PROBLEM DETAILS:
Extract the complete listing and output it unchanged.

[Records contained in a dataset]
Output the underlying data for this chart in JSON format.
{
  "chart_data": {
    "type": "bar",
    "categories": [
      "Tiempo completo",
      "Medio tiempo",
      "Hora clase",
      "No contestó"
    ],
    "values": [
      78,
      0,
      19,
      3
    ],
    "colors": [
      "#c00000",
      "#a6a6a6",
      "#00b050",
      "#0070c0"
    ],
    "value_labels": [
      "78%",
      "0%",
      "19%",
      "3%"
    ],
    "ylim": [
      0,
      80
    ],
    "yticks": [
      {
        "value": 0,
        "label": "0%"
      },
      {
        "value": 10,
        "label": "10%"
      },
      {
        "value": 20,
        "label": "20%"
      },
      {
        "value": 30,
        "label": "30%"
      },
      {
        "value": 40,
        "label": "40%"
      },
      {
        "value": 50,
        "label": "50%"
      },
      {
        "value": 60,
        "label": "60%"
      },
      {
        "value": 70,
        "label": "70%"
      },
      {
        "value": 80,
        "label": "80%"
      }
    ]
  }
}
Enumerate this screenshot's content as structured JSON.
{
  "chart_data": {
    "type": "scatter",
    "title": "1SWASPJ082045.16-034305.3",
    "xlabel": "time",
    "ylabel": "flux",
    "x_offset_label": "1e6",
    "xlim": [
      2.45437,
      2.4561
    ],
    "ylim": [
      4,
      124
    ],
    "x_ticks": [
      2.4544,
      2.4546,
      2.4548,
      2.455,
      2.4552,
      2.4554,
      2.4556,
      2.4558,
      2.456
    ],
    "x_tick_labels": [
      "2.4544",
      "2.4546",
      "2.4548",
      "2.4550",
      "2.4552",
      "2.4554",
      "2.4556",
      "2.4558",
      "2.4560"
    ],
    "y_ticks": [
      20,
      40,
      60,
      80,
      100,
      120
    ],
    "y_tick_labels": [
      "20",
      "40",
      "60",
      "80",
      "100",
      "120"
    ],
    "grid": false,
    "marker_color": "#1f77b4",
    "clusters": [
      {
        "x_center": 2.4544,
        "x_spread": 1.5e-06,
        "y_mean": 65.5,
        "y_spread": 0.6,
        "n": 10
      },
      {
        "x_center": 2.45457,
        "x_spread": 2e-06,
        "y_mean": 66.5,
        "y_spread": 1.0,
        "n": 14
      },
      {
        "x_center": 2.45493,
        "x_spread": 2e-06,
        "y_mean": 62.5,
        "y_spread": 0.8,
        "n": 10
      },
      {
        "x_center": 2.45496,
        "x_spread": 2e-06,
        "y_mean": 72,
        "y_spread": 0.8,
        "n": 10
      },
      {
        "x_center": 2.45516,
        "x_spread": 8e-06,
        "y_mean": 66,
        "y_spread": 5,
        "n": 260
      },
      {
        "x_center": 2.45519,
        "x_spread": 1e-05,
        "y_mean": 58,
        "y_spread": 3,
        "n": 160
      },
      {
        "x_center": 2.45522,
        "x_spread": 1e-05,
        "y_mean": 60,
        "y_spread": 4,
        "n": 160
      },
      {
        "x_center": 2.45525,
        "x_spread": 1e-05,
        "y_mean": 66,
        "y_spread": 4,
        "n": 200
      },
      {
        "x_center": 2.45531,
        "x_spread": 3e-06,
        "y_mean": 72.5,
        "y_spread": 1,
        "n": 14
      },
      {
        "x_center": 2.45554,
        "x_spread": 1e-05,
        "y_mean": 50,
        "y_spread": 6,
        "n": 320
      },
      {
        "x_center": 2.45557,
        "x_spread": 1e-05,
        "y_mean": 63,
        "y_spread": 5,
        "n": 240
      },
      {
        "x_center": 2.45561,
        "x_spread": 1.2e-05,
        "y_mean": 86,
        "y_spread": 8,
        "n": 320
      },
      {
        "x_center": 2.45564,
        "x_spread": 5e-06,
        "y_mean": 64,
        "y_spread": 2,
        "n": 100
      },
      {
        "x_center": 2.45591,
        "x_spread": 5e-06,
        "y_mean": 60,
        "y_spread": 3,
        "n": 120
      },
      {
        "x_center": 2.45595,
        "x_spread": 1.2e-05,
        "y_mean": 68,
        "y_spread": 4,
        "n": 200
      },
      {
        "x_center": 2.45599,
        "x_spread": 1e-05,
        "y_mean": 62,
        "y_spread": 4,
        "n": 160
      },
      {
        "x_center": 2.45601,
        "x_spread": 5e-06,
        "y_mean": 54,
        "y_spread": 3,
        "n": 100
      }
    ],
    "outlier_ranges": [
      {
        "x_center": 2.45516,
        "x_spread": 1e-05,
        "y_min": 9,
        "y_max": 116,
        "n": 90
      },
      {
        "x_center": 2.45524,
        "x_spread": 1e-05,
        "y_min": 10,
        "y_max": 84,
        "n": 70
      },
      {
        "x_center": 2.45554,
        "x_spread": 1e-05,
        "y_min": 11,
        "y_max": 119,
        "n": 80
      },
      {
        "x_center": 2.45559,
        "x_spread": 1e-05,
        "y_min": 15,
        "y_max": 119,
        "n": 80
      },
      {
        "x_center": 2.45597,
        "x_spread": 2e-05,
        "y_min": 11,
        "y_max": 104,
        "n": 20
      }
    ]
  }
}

ANSWER TO THE TASK:
Output the underlying data for this chart in JSON format.
{
  "chart_data": {
    "type": "bar",
    "categories": [
      "Tiempo completo",
      "Medio tiempo",
      "Hora clase",
      "No contestó"
    ],
    "values": [
      78,
      0,
      19,
      3
    ],
    "colors": [
      "#c00000",
      "#a6a6a6",
      "#00b050",
      "#0070c0"
    ],
    "value_labels": [
      "78%",
      "0%",
      "19%",
      "3%"
    ],
    "ylim": [
      0,
      80
    ],
    "yticks": [
      {
        "value": 0,
        "label": "0%"
      },
      {
        "value": 10,
        "label": "10%"
      },
      {
        "value": 20,
        "label": "20%"
      },
      {
        "value": 30,
        "label": "30%"
      },
      {
        "value": 40,
        "label": "40%"
      },
      {
        "value": 50,
        "label": "50%"
      },
      {
        "value": 60,
        "label": "60%"
      },
      {
        "value": 70,
        "label": "70%"
      },
      {
        "value": 80,
        "label": "80%"
      }
    ]
  }
}
Enumerate this screenshot's content as structured JSON.
{
  "chart_data": {
    "type": "scatter",
    "title": "1SWASPJ082045.16-034305.3",
    "xlabel": "time",
    "ylabel": "flux",
    "x_offset_label": "1e6",
    "xlim": [
      2.45437,
      2.4561
    ],
    "ylim": [
      4,
      124
    ],
    "x_ticks": [
      2.4544,
      2.4546,
      2.4548,
      2.455,
      2.4552,
      2.4554,
      2.4556,
      2.4558,
      2.456
    ],
    "x_tick_labels": [
      "2.4544",
      "2.4546",
      "2.4548",
      "2.4550",
      "2.4552",
      "2.4554",
      "2.4556",
      "2.4558",
      "2.4560"
    ],
    "y_ticks": [
      20,
      40,
      60,
      80,
      100,
      120
    ],
    "y_tick_labels": [
      "20",
      "40",
      "60",
      "80",
      "100",
      "120"
    ],
    "grid": false,
    "marker_color": "#1f77b4",
    "clusters": [
      {
        "x_center": 2.4544,
        "x_spread": 1.5e-06,
        "y_mean": 65.5,
        "y_spread": 0.6,
        "n": 10
      },
      {
        "x_center": 2.45457,
        "x_spread": 2e-06,
        "y_mean": 66.5,
        "y_spread": 1.0,
        "n": 14
      },
      {
        "x_center": 2.45493,
        "x_spread": 2e-06,
        "y_mean": 62.5,
        "y_spread": 0.8,
        "n": 10
      },
      {
        "x_center": 2.45496,
        "x_spread": 2e-06,
        "y_mean": 72,
        "y_spread": 0.8,
        "n": 10
      },
      {
        "x_center": 2.45516,
        "x_spread": 8e-06,
        "y_mean": 66,
        "y_spread": 5,
        "n": 260
      },
      {
        "x_center": 2.45519,
        "x_spread": 1e-05,
        "y_mean": 58,
        "y_spread": 3,
        "n": 160
      },
      {
        "x_center": 2.45522,
        "x_spread": 1e-05,
        "y_mean": 60,
        "y_spread": 4,
        "n": 160
      },
      {
        "x_center": 2.45525,
        "x_spread": 1e-05,
        "y_mean": 66,
        "y_spread": 4,
        "n": 200
      },
      {
        "x_center": 2.45531,
        "x_spread": 3e-06,
        "y_mean": 72.5,
        "y_spread": 1,
        "n": 14
      },
      {
        "x_center": 2.45554,
        "x_spread": 1e-05,
        "y_mean": 50,
        "y_spread": 6,
        "n": 320
      },
      {
        "x_center": 2.45557,
        "x_spread": 1e-05,
        "y_mean": 63,
        "y_spread": 5,
        "n": 240
      },
      {
        "x_center": 2.45561,
        "x_spread": 1.2e-05,
        "y_mean": 86,
        "y_spread": 8,
        "n": 320
      },
      {
        "x_center": 2.45564,
        "x_spread": 5e-06,
        "y_mean": 64,
        "y_spread": 2,
        "n": 100
      },
      {
        "x_center": 2.45591,
        "x_spread": 5e-06,
        "y_mean": 60,
        "y_spread": 3,
        "n": 120
      },
      {
        "x_center": 2.45595,
        "x_spread": 1.2e-05,
        "y_mean": 68,
        "y_spread": 4,
        "n": 200
      },
      {
        "x_center": 2.45599,
        "x_spread": 1e-05,
        "y_mean": 62,
        "y_spread": 4,
        "n": 160
      },
      {
        "x_center": 2.45601,
        "x_spread": 5e-06,
        "y_mean": 54,
        "y_spread": 3,
        "n": 100
      }
    ],
    "outlier_ranges": [
      {
        "x_center": 2.45516,
        "x_spread": 1e-05,
        "y_min": 9,
        "y_max": 116,
        "n": 90
      },
      {
        "x_center": 2.45524,
        "x_spread": 1e-05,
        "y_min": 10,
        "y_max": 84,
        "n": 70
      },
      {
        "x_center": 2.45554,
        "x_spread": 1e-05,
        "y_min": 11,
        "y_max": 119,
        "n": 80
      },
      {
        "x_center": 2.45559,
        "x_spread": 1e-05,
        "y_min": 15,
        "y_max": 119,
        "n": 80
      },
      {
        "x_center": 2.45597,
        "x_spread": 2e-05,
        "y_min": 11,
        "y_max": 104,
        "n": 20
      }
    ]
  }
}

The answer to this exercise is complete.